• [Questions]:
- a) Answer these questions from the limitations passage, each on its own line:
(i) Which socioeconomic indicators does it give as examples of variables that were not available?
(ii) What three things might share some endogeneity in their relationship?
(iii) What example of that endogeneity does it give?
- b) Echo part of the limitations passage character for character, starting at the words "This study has" and stopping after "in this study.".
Segment Start: Text excerpt
This study has also limitations. First, some traditional variables used for characterizing neighborhoods were not available for this study; for example, other socioeconomic indicators used in previous research that may reflect the better economic status of the census block groups (e.g., income, unemployment, or poverty indicators [
19,
25,
28,
29]), or variables related to neighborhood disorder [
64,
65]. In addition, we cannot discard that some endogeneity may exist in the relationship between bars, crime, and property values. For example, property values may be a product of overall crime rates in the area. Future research should address the possible nonrecursive relationship between these variables, and study the causality processes that would be explaining the results found in this study.
Segment End: Text excerpt
Segment Start: Data provided
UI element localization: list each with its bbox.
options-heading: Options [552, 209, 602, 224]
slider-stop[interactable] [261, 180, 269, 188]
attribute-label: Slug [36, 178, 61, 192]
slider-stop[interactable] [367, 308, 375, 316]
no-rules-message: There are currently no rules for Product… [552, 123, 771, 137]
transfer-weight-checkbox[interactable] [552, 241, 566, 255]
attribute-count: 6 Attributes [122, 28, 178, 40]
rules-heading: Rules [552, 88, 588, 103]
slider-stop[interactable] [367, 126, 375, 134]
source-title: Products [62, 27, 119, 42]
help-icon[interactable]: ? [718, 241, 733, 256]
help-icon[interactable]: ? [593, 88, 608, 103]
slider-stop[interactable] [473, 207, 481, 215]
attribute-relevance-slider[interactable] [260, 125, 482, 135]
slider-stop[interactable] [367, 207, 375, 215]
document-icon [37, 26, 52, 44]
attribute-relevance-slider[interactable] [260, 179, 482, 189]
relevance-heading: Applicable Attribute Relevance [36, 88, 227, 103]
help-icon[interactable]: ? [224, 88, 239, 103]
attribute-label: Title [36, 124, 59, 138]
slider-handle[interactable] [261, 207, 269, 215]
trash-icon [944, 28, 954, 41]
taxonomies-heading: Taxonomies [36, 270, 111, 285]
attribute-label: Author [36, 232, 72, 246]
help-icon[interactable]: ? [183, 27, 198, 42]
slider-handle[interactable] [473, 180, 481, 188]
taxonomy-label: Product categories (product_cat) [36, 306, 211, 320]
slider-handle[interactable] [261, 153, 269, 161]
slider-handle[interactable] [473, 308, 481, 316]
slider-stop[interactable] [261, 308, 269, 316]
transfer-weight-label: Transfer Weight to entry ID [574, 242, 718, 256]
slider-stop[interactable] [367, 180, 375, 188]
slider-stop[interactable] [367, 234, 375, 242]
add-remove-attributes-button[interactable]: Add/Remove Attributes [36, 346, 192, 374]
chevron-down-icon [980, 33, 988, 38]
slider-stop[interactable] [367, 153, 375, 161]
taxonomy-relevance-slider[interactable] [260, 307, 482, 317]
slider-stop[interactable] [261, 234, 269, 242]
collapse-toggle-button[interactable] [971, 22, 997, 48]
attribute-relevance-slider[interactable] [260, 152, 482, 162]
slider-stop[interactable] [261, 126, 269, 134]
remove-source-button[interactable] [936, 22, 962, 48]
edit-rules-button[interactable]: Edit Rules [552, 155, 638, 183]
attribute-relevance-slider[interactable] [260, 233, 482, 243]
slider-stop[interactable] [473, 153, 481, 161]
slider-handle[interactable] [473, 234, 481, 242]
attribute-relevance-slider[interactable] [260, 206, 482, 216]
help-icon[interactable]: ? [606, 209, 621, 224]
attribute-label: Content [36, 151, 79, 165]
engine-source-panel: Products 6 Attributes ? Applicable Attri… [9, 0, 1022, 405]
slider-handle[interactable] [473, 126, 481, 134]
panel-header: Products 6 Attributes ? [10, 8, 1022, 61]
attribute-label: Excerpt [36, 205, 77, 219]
Segment End: Data provided
• [Results for each task]:
- a)
(i) Income, unemployment, or poverty indicators.
(ii) Bars, crime, and property values.
(iii) Property values may be a product of overall crime rates in the area.

- b)
This study has also limitations. First, some traditional variables used for characterizing neighborhoods were not available for this study; for example, other socioeconomic indicators used in previous research that may reflect the better economic status of the census block groups (e.g., income, unemployment, or poverty indicators [
19,
25,
28,
29]), or variables related to neighborhood disorder [
64,
65]. In addition, we cannot discard that some endogeneity may exist in the relationship between bars, crime, and property values. For example, property values may be a product of overall crime rates in the area. Future research should address the possible nonrecursive relationship between these variables, and study the causality processes that would be explaining the results found in this study.